TO DO:
Take all the material and copy it exactly.
== SOURCE RECORDS ==
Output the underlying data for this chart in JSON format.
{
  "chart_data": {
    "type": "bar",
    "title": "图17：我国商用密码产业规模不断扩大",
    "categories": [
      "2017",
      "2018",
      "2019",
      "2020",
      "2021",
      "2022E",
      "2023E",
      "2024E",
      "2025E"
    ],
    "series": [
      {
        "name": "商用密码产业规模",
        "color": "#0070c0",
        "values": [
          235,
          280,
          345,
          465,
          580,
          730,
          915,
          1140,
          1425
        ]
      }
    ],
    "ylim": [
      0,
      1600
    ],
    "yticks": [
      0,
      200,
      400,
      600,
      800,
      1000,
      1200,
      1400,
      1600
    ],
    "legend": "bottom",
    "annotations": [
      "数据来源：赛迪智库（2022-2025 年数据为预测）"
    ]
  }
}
===
REPLY:
Output the underlying data for this chart in JSON format.
{
  "chart_data": {
    "type": "bar",
    "title": "图17：我国商用密码产业规模不断扩大",
    "categories": [
      "2017",
      "2018",
      "2019",
      "2020",
      "2021",
      "2022E",
      "2023E",
      "2024E",
      "2025E"
    ],
    "series": [
      {
        "name": "商用密码产业规模",
        "color": "#0070c0",
        "values": [
          235,
          280,
          345,
          465,
          580,
          730,
          915,
          1140,
          1425
        ]
      }
    ],
    "ylim": [
      0,
      1600
    ],
    "yticks": [
      0,
      200,
      400,
      600,
      800,
      1000,
      1200,
      1400,
      1600
    ],
    "legend": "bottom",
    "annotations": [
      "数据来源：赛迪智库（2022-2025 年数据为预测）"
    ]
  }
}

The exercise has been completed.